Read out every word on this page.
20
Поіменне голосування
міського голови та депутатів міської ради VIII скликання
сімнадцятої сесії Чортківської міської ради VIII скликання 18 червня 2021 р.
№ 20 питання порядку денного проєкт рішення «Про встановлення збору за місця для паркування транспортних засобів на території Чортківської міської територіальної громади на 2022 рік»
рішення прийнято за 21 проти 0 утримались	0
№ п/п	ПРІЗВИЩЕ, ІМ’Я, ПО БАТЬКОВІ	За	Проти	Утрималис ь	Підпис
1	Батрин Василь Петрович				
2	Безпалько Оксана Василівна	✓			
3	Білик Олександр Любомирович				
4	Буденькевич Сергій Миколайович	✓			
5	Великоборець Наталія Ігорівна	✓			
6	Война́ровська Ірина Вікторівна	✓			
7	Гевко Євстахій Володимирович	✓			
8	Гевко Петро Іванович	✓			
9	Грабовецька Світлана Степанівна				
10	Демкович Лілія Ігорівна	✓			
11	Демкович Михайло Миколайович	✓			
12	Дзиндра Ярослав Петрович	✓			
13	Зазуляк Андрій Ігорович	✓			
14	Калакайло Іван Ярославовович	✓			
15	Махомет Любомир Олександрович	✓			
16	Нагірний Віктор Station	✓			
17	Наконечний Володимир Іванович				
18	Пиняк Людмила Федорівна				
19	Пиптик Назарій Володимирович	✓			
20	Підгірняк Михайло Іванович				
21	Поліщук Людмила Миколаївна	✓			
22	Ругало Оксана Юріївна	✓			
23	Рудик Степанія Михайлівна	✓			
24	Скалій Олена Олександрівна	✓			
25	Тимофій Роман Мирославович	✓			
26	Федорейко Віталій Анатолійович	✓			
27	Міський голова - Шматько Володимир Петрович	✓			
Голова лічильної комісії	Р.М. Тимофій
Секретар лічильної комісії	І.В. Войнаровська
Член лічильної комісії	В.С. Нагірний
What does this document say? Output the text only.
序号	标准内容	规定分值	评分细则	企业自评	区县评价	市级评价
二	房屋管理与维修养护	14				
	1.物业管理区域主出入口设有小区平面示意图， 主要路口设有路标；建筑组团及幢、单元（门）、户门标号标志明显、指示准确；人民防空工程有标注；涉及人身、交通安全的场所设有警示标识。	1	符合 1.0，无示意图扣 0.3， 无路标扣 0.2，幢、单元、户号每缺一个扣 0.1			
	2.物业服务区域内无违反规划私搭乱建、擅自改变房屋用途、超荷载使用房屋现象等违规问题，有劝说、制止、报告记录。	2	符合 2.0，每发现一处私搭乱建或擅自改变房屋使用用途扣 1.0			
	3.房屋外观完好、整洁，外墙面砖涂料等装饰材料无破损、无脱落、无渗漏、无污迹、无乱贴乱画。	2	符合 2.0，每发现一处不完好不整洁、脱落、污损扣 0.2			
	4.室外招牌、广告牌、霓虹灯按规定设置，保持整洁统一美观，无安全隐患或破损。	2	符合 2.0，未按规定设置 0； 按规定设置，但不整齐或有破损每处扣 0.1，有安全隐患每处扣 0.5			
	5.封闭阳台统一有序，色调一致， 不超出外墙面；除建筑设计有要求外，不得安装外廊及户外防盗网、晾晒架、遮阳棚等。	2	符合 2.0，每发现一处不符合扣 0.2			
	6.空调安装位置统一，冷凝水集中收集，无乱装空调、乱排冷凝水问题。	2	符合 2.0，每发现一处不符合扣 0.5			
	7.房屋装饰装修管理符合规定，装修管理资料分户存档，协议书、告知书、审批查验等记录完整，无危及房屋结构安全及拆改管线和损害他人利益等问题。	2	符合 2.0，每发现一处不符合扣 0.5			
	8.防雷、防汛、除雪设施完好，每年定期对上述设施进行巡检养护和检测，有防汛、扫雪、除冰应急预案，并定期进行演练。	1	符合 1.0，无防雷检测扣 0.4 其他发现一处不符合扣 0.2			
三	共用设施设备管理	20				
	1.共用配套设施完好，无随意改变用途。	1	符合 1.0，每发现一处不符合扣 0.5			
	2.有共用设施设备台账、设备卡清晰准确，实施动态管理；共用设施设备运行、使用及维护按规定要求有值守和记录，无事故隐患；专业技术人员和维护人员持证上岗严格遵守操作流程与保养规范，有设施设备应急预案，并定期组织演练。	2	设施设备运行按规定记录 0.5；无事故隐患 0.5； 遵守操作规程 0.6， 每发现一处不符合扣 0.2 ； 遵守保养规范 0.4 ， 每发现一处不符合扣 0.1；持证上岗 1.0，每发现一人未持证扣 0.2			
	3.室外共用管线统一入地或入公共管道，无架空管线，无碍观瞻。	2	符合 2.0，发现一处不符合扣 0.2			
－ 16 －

### Exercise aim
Each line of the material above must be retyped precisely.

### Answer to the task
Read out every word on this page.
20
Поіменне голосування
міського голови та депутатів міської ради VIII скликання
сімнадцятої сесії Чортківської міської ради VIII скликання 18 червня 2021 р.
№ 20 питання порядку денного проєкт рішення «Про встановлення збору за місця для паркування транспортних засобів на території Чортківської міської територіальної громади на 2022 рік»
рішення прийнято за 21 проти 0 утримались	0
№ п/п	ПРІЗВИЩЕ, ІМ’Я, ПО БАТЬКОВІ	За	Проти	Утрималис ь	Підпис
1	Батрин Василь Петрович				
2	Безпалько Оксана Василівна	✓			
3	Білик Олександр Любомирович				
4	Буденькевич Сергій Миколайович	✓			
5	Великоборець Наталія Ігорівна	✓			
6	Война́ровська Ірина Вікторівна	✓			
7	Гевко Євстахій Володимирович	✓			
8	Гевко Петро Іванович	✓			
9	Грабовецька Світлана Степанівна				
10	Демкович Лілія Ігорівна	✓			
11	Демкович Михайло Миколайович	✓			
12	Дзиндра Ярослав Петрович	✓			
13	Зазуляк Андрій Ігорович	✓			
14	Калакайло Іван Ярославовович	✓			
15	Махомет Любомир Олександрович	✓			
16	Нагірний Віктор Station	✓			
17	Наконечний Володимир Іванович				
18	Пиняк Людмила Федорівна				
19	Пиптик Назарій Володимирович	✓			
20	Підгірняк Михайло Іванович				
21	Поліщук Людмила Миколаївна	✓			
22	Ругало Оксана Юріївна	✓			
23	Рудик Степанія Михайлівна	✓			
24	Скалій Олена Олександрівна	✓			
25	Тимофій Роман Мирославович	✓			
26	Федорейко Віталій Анатолійович	✓			
27	Міський голова - Шматько Володимир Петрович	✓			
Голова лічильної комісії	Р.М. Тимофій
Секретар лічильної комісії	І.В. Войнаровська
Член лічильної комісії	В.С. Нагірний
What does this document say? Output the text only.
序号	标准内容	规定分值	评分细则	企业自评	区县评价	市级评价
二	房屋管理与维修养护	14				
	1.物业管理区域主出入口设有小区平面示意图， 主要路口设有路标；建筑组团及幢、单元（门）、户门标号标志明显、指示准确；人民防空工程有标注；涉及人身、交通安全的场所设有警示标识。	1	符合 1.0，无示意图扣 0.3， 无路标扣 0.2，幢、单元、户号每缺一个扣 0.1			
	2.物业服务区域内无违反规划私搭乱建、擅自改变房屋用途、超荷载使用房屋现象等违规问题，有劝说、制止、报告记录。	2	符合 2.0，每发现一处私搭乱建或擅自改变房屋使用用途扣 1.0			
	3.房屋外观完好、整洁，外墙面砖涂料等装饰材料无破损、无脱落、无渗漏、无污迹、无乱贴乱画。	2	符合 2.0，每发现一处不完好不整洁、脱落、污损扣 0.2			
	4.室外招牌、广告牌、霓虹灯按规定设置，保持整洁统一美观，无安全隐患或破损。	2	符合 2.0，未按规定设置 0； 按规定设置，但不整齐或有破损每处扣 0.1，有安全隐患每处扣 0.5			
	5.封闭阳台统一有序，色调一致， 不超出外墙面；除建筑设计有要求外，不得安装外廊及户外防盗网、晾晒架、遮阳棚等。	2	符合 2.0，每发现一处不符合扣 0.2			
	6.空调安装位置统一，冷凝水集中收集，无乱装空调、乱排冷凝水问题。	2	符合 2.0，每发现一处不符合扣 0.5			
	7.房屋装饰装修管理符合规定，装修管理资料分户存档，协议书、告知书、审批查验等记录完整，无危及房屋结构安全及拆改管线和损害他人利益等问题。	2	符合 2.0，每发现一处不符合扣 0.5			
	8.防雷、防汛、除雪设施完好，每年定期对上述设施进行巡检养护和检测，有防汛、扫雪、除冰应急预案，并定期进行演练。	1	符合 1.0，无防雷检测扣 0.4 其他发现一处不符合扣 0.2			
三	共用设施设备管理	20				
	1.共用配套设施完好，无随意改变用途。	1	符合 1.0，每发现一处不符合扣 0.5			
	2.有共用设施设备台账、设备卡清晰准确，实施动态管理；共用设施设备运行、使用及维护按规定要求有值守和记录，无事故隐患；专业技术人员和维护人员持证上岗严格遵守操作流程与保养规范，有设施设备应急预案，并定期组织演练。	2	设施设备运行按规定记录 0.5；无事故隐患 0.5； 遵守操作规程 0.6， 每发现一处不符合扣 0.2 ； 遵守保养规范 0.4 ， 每发现一处不符合扣 0.1；持证上岗 1.0，每发现一人未持证扣 0.2			
	3.室外共用管线统一入地或入公共管道，无架空管线，无碍观瞻。	2	符合 2.0，发现一处不符合扣 0.2			
－ 16 －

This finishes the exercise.